▸ **Instructions for the task**:
Find every line in the records below that contains the word "them", and copy each such line.

━━━━━━━━━━━━━━━━

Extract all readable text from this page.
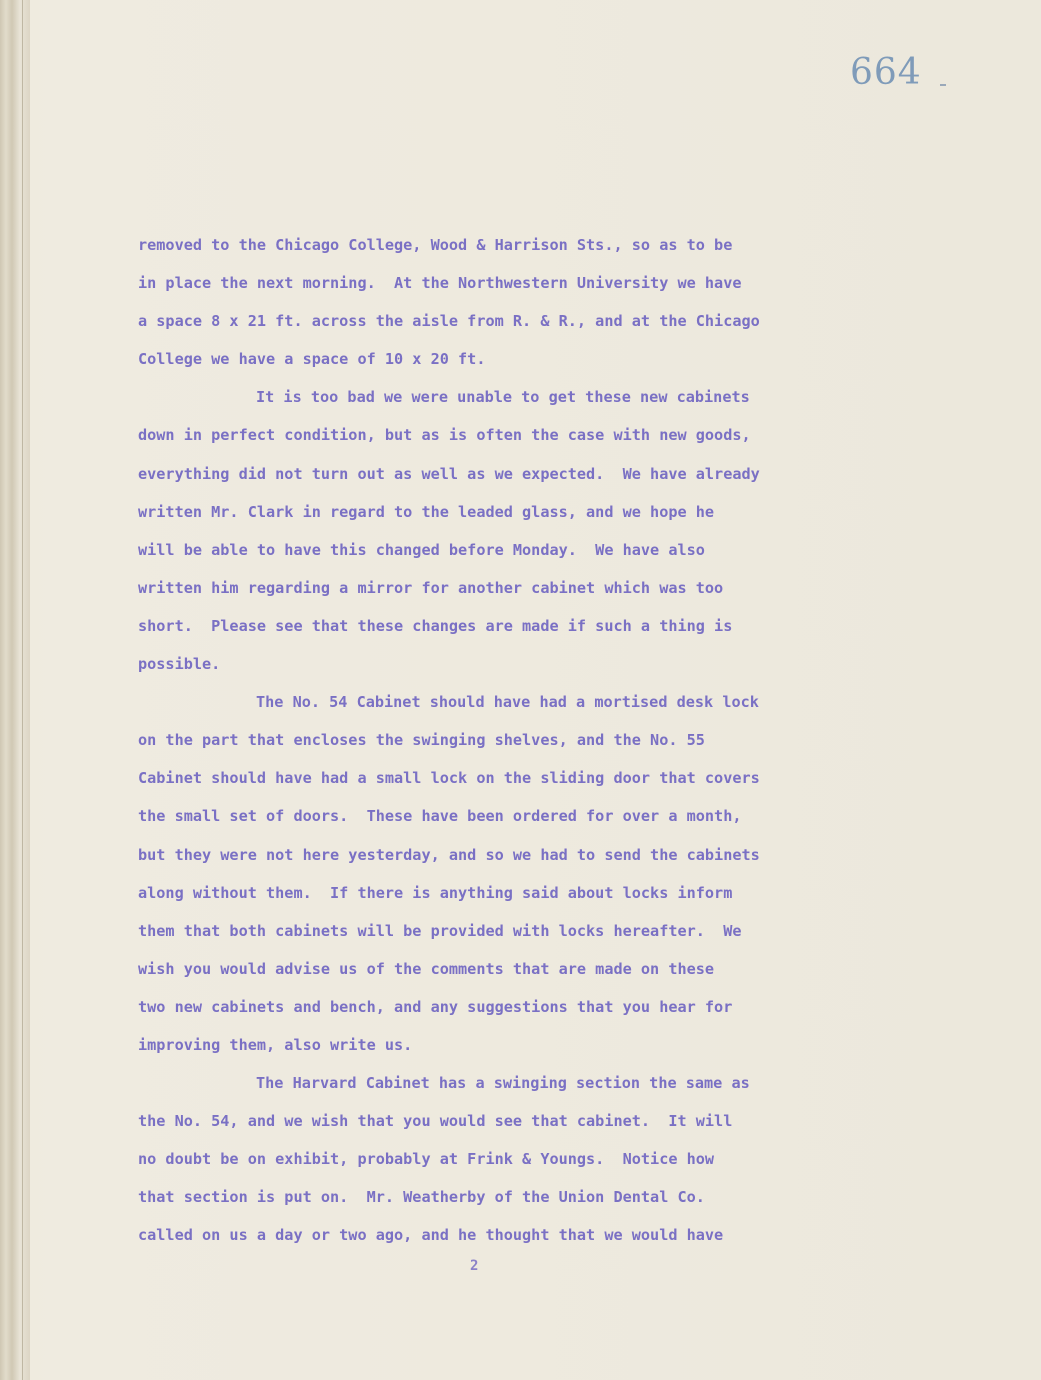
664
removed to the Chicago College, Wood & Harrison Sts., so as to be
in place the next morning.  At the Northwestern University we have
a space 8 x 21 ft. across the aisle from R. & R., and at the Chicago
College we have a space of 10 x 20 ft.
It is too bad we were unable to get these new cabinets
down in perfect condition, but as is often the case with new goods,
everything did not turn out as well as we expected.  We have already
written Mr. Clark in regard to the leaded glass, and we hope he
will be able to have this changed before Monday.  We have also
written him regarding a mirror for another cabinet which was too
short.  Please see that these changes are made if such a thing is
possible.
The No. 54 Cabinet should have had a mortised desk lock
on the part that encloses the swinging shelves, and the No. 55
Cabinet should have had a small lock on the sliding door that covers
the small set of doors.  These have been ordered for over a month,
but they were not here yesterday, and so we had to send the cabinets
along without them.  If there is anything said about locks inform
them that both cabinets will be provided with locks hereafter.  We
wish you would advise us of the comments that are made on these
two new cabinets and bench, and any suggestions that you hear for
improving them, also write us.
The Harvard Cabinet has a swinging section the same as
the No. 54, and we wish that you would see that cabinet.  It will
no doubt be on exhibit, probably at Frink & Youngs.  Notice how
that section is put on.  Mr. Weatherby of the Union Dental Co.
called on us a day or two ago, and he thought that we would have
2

━━━━━━━━━━━━━━━━

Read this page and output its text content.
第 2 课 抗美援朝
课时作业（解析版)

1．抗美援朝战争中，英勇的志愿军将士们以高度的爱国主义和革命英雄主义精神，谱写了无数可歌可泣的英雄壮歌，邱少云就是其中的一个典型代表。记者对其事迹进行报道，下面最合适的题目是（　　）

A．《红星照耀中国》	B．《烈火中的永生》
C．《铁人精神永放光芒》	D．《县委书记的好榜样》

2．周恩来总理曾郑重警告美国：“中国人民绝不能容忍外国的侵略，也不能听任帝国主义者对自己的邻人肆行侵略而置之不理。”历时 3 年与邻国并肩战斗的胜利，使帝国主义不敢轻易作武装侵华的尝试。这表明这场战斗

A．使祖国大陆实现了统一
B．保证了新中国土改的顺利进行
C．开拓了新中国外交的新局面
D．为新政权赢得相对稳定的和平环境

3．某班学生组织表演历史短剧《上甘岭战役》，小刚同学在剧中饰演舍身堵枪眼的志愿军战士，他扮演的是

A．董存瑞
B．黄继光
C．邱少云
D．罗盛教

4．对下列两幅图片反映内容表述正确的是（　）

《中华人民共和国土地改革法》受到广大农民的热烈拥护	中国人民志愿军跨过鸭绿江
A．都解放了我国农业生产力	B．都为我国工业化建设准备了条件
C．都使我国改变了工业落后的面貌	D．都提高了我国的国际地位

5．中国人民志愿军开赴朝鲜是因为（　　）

━━━━━━━━━━━━━━━━

▸ **Solution below**:
along without them.  If there is anything said about locks inform
them that both cabinets will be provided with locks hereafter.  We
improving them, also write us.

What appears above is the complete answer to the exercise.